* **What to work on**: Write out every entry, unchanged. Skip any picture.

* **Records shown**:

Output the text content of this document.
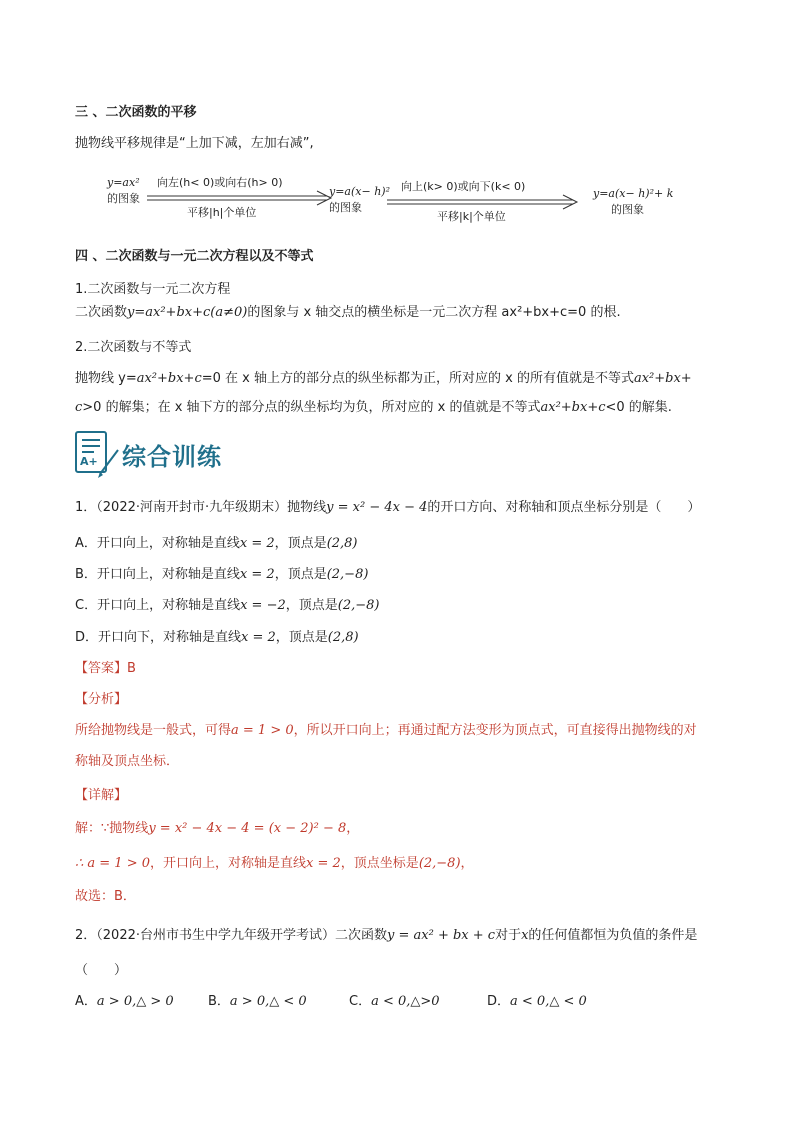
三 、二次函数的平移
抛物线平移规律是“上加下减，左加右减”,
y=ax²
的图象
向左(h< 0)或向右(h> 0)
平移|h|个单位
y=a(x− h)²
的图象
向上(k> 0)或向下(k< 0)
平移|k|个单位
y=a(x− h)²+ k
的图象
四 、二次函数与一元二次方程以及不等式
1.二次函数与一元二次方程
二次函数y=ax²+bx+c(a≠0)的图象与 x 轴交点的横坐标是一元二次方程 ax²+bx+c=0 的根.
2.二次函数与不等式
抛物线 y=ax²+bx+c=0 在 x 轴上方的部分点的纵坐标都为正，所对应的 x 的所有值就是不等式ax²+bx+
c>0 的解集；在 x 轴下方的部分点的纵坐标均为负，所对应的 x 的值就是不等式ax²+bx+c<0 的解集.
A+ 综合训练
1．（2022·河南开封市·九年级期末）抛物线y = x² − 4x − 4的开口方向、对称轴和顶点坐标分别是（　　）
A．开口向上，对称轴是直线x = 2，顶点是(2,8)
B．开口向上，对称轴是直线x = 2，顶点是(2,−8)
C．开口向上，对称轴是直线x = −2，顶点是(2,−8)
D．开口向下，对称轴是直线x = 2，顶点是(2,8)
【答案】B
【分析】
所给抛物线是一般式，可得a = 1 > 0，所以开口向上；再通过配方法变形为顶点式，可直接得出抛物线的对
称轴及顶点坐标．
【详解】
解：∵抛物线y = x² − 4x − 4 = (x − 2)² − 8，
∴ a = 1 > 0，开口向上，对称轴是直线x = 2，顶点坐标是(2,−8)，
故选：B．
2．（2022·台州市书生中学九年级开学考试）二次函数y = ax² + bx + c对于x的任何值都恒为负值的条件是
（　　）
A．a > 0,△ > 0	B．a > 0,△ < 0	C．a < 0,△>0	D．a < 0,△ < 0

* **Full solution**:
Output the text content of this document.
三 、二次函数的平移
抛物线平移规律是“上加下减，左加右减”,
y=ax²
的图象
向左(h< 0)或向右(h> 0)
平移|h|个单位
y=a(x− h)²
的图象
向上(k> 0)或向下(k< 0)
平移|k|个单位
y=a(x− h)²+ k
的图象
四 、二次函数与一元二次方程以及不等式
1.二次函数与一元二次方程
二次函数y=ax²+bx+c(a≠0)的图象与 x 轴交点的横坐标是一元二次方程 ax²+bx+c=0 的根.
2.二次函数与不等式
抛物线 y=ax²+bx+c=0 在 x 轴上方的部分点的纵坐标都为正，所对应的 x 的所有值就是不等式ax²+bx+
c>0 的解集；在 x 轴下方的部分点的纵坐标均为负，所对应的 x 的值就是不等式ax²+bx+c<0 的解集.
A+ 综合训练
1．（2022·河南开封市·九年级期末）抛物线y = x² − 4x − 4的开口方向、对称轴和顶点坐标分别是（　　）
A．开口向上，对称轴是直线x = 2，顶点是(2,8)
B．开口向上，对称轴是直线x = 2，顶点是(2,−8)
C．开口向上，对称轴是直线x = −2，顶点是(2,−8)
D．开口向下，对称轴是直线x = 2，顶点是(2,8)
【答案】B
【分析】
所给抛物线是一般式，可得a = 1 > 0，所以开口向上；再通过配方法变形为顶点式，可直接得出抛物线的对
称轴及顶点坐标．
【详解】
解：∵抛物线y = x² − 4x − 4 = (x − 2)² − 8，
∴ a = 1 > 0，开口向上，对称轴是直线x = 2，顶点坐标是(2,−8)，
故选：B．
2．（2022·台州市书生中学九年级开学考试）二次函数y = ax² + bx + c对于x的任何值都恒为负值的条件是
（　　）
A．a > 0,△ > 0	B．a > 0,△ < 0	C．a < 0,△>0	D．a < 0,△ < 0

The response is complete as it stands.